- [Data shown]
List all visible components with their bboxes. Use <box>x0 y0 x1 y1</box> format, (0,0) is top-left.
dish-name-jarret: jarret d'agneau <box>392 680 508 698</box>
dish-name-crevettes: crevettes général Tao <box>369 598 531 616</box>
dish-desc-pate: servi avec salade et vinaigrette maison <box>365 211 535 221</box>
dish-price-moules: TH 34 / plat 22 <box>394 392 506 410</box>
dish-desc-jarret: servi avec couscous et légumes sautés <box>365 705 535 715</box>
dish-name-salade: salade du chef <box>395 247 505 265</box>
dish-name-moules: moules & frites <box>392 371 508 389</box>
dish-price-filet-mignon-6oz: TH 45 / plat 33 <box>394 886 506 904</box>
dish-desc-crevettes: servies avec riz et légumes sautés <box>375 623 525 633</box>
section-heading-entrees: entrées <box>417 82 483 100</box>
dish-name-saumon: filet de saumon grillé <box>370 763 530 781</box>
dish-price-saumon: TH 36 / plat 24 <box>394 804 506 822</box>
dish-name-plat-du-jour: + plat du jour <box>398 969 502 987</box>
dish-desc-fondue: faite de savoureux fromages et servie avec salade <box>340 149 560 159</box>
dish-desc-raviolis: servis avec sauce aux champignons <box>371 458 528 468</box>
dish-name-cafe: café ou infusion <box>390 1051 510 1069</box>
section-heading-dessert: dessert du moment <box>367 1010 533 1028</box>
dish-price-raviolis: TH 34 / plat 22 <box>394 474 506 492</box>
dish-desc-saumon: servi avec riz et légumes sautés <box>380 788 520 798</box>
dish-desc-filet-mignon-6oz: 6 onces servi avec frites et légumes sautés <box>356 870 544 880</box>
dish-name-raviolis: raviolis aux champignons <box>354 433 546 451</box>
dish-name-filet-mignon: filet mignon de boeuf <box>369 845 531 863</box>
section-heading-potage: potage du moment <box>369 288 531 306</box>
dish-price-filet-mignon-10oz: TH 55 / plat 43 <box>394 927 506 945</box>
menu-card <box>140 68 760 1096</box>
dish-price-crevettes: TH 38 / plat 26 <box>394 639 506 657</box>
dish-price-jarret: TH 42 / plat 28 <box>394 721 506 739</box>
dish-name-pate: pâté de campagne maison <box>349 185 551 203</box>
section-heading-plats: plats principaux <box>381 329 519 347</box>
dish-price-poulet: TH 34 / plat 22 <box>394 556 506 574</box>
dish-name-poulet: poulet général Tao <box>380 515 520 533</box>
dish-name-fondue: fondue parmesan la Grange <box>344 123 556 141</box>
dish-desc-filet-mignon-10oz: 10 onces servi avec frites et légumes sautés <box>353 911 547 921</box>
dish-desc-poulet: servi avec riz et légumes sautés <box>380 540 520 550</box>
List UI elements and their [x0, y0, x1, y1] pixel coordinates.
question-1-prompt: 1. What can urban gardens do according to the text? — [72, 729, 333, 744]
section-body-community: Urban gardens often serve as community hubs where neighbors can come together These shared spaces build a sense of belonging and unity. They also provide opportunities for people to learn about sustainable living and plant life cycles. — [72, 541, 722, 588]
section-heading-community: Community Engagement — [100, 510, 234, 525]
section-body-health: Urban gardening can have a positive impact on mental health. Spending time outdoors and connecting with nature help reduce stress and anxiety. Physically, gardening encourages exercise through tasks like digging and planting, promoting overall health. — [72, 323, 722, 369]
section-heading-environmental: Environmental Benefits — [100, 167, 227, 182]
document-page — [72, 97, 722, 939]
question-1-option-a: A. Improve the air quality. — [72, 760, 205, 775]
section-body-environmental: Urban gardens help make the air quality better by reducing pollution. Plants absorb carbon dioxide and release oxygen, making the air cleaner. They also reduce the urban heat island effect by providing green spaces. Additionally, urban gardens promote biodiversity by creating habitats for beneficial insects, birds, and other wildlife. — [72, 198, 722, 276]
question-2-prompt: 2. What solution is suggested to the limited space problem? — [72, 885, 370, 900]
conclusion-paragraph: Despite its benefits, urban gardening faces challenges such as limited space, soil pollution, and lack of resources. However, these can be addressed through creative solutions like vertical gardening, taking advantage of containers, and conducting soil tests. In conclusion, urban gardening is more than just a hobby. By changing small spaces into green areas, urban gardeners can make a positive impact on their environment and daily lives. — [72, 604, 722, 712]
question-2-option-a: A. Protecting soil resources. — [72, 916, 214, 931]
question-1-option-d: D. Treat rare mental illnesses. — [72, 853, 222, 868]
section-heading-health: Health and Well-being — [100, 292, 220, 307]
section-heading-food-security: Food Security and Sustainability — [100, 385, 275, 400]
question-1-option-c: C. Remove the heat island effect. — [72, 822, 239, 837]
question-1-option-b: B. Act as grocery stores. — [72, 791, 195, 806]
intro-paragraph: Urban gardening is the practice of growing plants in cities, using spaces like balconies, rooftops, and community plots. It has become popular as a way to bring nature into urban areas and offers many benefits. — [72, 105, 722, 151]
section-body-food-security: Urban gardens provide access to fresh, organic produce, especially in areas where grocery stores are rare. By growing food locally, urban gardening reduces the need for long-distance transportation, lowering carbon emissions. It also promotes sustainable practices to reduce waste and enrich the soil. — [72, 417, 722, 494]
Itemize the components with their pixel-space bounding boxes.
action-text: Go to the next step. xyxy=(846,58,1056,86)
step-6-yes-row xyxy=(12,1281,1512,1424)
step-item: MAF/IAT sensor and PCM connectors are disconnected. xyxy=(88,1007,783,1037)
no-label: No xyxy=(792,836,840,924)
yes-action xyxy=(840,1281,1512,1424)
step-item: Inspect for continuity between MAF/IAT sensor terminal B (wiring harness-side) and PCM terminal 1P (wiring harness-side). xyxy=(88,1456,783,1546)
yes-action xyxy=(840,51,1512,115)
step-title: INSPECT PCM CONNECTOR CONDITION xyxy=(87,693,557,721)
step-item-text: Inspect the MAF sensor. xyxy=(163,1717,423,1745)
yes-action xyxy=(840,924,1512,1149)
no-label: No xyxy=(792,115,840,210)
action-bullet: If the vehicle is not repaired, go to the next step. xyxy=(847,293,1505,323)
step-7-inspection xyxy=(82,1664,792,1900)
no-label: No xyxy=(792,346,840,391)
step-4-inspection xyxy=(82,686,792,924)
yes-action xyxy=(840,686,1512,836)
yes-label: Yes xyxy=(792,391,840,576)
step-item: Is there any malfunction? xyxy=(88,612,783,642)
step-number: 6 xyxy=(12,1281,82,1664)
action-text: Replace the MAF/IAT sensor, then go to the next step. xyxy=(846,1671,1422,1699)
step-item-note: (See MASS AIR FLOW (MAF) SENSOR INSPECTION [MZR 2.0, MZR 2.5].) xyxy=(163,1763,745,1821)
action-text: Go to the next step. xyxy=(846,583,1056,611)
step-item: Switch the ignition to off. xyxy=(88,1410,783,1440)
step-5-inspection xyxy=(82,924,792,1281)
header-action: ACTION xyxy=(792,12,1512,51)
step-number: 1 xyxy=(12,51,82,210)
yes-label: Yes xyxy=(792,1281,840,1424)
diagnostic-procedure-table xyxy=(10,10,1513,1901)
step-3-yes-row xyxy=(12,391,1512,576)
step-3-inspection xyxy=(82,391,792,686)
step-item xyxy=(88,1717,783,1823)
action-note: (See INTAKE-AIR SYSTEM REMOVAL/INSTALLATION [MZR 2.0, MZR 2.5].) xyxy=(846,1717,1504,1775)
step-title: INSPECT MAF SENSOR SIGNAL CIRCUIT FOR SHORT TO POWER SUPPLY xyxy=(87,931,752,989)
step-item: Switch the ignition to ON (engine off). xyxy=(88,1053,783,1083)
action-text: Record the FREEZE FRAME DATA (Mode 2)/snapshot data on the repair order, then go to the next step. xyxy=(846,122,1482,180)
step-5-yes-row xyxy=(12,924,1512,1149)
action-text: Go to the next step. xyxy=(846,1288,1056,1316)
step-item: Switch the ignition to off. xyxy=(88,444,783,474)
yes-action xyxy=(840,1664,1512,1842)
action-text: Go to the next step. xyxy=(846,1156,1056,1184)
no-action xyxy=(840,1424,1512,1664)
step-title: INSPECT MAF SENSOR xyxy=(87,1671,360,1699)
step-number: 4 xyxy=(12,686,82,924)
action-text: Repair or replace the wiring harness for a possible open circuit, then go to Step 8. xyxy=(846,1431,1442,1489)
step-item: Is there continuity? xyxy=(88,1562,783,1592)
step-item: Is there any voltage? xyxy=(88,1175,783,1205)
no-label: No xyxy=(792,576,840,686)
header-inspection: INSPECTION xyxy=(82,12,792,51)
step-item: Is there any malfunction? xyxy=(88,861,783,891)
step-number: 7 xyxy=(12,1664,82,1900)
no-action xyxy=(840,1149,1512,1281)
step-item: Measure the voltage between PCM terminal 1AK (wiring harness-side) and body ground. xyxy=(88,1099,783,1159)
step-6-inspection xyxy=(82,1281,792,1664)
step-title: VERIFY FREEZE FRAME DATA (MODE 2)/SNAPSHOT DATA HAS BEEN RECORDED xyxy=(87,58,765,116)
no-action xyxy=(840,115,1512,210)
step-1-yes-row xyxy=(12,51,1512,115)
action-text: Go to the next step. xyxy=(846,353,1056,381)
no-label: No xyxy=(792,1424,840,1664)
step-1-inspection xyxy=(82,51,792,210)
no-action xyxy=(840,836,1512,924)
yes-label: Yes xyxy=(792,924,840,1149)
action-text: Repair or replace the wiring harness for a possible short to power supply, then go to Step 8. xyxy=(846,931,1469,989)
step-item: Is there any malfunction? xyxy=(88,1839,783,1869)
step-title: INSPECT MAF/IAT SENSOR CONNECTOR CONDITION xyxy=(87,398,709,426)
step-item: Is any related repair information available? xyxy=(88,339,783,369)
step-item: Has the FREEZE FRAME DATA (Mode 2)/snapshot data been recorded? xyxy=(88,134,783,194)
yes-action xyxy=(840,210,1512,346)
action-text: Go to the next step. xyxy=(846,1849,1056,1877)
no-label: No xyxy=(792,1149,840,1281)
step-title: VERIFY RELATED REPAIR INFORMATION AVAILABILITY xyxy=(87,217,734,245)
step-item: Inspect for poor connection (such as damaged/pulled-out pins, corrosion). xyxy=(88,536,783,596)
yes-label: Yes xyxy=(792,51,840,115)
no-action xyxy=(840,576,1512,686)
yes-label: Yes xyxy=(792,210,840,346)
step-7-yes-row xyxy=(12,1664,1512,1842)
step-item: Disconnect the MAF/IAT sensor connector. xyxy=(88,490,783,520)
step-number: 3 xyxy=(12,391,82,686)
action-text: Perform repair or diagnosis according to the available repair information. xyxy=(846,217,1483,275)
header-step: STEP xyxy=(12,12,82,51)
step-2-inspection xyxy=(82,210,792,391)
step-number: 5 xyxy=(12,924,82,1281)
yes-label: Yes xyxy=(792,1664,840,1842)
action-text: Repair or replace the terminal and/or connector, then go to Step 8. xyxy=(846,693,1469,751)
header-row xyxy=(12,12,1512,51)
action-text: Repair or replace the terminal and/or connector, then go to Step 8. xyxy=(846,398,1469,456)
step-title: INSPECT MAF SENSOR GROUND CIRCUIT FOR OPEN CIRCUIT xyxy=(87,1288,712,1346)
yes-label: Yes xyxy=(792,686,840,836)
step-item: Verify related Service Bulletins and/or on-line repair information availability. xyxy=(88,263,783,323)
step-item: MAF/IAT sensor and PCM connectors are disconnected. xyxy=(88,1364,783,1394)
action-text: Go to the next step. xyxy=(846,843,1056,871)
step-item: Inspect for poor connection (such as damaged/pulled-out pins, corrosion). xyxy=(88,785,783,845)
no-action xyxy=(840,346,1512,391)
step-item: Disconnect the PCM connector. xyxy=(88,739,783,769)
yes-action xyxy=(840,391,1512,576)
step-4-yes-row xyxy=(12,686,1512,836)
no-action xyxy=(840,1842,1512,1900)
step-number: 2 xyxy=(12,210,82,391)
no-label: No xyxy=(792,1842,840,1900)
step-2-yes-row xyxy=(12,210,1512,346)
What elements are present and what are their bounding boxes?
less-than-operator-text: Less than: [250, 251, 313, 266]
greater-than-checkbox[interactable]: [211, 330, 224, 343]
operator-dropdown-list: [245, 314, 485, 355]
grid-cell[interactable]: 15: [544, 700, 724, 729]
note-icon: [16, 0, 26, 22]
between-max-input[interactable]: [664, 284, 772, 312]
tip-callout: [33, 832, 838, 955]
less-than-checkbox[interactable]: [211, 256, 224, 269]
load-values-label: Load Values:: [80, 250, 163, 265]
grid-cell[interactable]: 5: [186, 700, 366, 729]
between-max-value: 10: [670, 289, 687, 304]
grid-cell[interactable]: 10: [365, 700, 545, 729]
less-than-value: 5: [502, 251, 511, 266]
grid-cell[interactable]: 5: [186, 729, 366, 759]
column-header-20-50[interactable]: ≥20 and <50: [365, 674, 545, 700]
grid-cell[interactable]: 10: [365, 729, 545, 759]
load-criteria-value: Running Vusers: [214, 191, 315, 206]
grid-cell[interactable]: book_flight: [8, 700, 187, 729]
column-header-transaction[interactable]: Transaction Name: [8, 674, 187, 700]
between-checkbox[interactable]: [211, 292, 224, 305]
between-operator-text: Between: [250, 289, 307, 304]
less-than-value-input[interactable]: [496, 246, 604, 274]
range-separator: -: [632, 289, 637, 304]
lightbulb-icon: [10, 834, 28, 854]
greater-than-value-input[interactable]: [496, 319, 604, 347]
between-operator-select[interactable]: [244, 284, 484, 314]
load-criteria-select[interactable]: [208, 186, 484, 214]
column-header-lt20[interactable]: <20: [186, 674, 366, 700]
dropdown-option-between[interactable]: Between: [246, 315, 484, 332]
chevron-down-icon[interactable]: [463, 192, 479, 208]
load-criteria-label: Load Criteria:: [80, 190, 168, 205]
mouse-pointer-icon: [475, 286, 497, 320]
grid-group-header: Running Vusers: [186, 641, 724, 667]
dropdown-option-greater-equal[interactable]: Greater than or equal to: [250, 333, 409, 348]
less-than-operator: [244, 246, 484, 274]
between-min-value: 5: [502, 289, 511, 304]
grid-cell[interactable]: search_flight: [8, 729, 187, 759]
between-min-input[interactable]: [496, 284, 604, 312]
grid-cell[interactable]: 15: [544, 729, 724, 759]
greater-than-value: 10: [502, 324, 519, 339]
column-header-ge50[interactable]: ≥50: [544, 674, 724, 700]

- [Exercise instructions] Copy the rows word for word, starting at the first row and ending at the row that contains "section-heading-dessert: dessert du", with both of those rows included.

- [Worked solution]
List all visible components with their bboxes. Use <box>x0 y0 x1 y1</box> format, (0,0) is top-left.
dish-name-jarret: jarret d'agneau <box>392 680 508 698</box>
dish-name-crevettes: crevettes général Tao <box>369 598 531 616</box>
dish-desc-pate: servi avec salade et vinaigrette maison <box>365 211 535 221</box>
dish-price-moules: TH 34 / plat 22 <box>394 392 506 410</box>
dish-desc-jarret: servi avec couscous et légumes sautés <box>365 705 535 715</box>
dish-name-salade: salade du chef <box>395 247 505 265</box>
dish-name-moules: moules & frites <box>392 371 508 389</box>
dish-price-filet-mignon-6oz: TH 45 / plat 33 <box>394 886 506 904</box>
dish-desc-crevettes: servies avec riz et légumes sautés <box>375 623 525 633</box>
section-heading-entrees: entrées <box>417 82 483 100</box>
dish-name-saumon: filet de saumon grillé <box>370 763 530 781</box>
dish-price-saumon: TH 36 / plat 24 <box>394 804 506 822</box>
dish-name-plat-du-jour: + plat du jour <box>398 969 502 987</box>
dish-desc-fondue: faite de savoureux fromages et servie avec salade <box>340 149 560 159</box>
dish-desc-raviolis: servis avec sauce aux champignons <box>371 458 528 468</box>
dish-name-cafe: café ou infusion <box>390 1051 510 1069</box>
section-heading-dessert: dessert du moment <box>367 1010 533 1028</box>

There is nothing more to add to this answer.